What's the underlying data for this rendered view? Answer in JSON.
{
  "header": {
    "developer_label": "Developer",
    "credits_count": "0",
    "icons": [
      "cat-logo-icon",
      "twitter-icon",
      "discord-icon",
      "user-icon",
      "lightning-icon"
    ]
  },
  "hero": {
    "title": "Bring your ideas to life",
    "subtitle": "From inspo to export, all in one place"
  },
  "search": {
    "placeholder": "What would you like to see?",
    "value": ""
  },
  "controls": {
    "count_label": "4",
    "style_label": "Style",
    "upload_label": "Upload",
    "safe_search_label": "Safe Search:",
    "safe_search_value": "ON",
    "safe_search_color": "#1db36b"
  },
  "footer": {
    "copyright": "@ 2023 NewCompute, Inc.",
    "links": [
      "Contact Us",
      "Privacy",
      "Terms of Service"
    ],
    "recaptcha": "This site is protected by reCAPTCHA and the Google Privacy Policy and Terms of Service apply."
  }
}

────────

Transcribe every entry verbatim.

What's the underlying data for this rendered view? Answer in JSON.
{
  "header": {
    "developer_label": "Developer",
    "credits_count": "0",
    "icons": [
      "cat-logo-icon",
      "twitter-icon",
      "discord-icon",
      "user-icon",
      "lightning-icon"
    ]
  },
  "hero": {
    "title": "Bring your ideas to life",
    "subtitle": "From inspo to export, all in one place"
  },
  "search": {
    "placeholder": "What would you like to see?",
    "value": ""
  },
  "controls": {
    "count_label": "4",
    "style_label": "Style",
    "upload_label": "Upload",
    "safe_search_label": "Safe Search:",
    "safe_search_value": "ON",
    "safe_search_color": "#1db36b"
  },
  "footer": {
    "copyright": "@ 2023 NewCompute, Inc.",
    "links": [
      "Contact Us",
      "Privacy",
      "Terms of Service"
    ],
    "recaptcha": "This site is protected by reCAPTCHA and the Google Privacy Policy and Terms of Service apply."
  }
}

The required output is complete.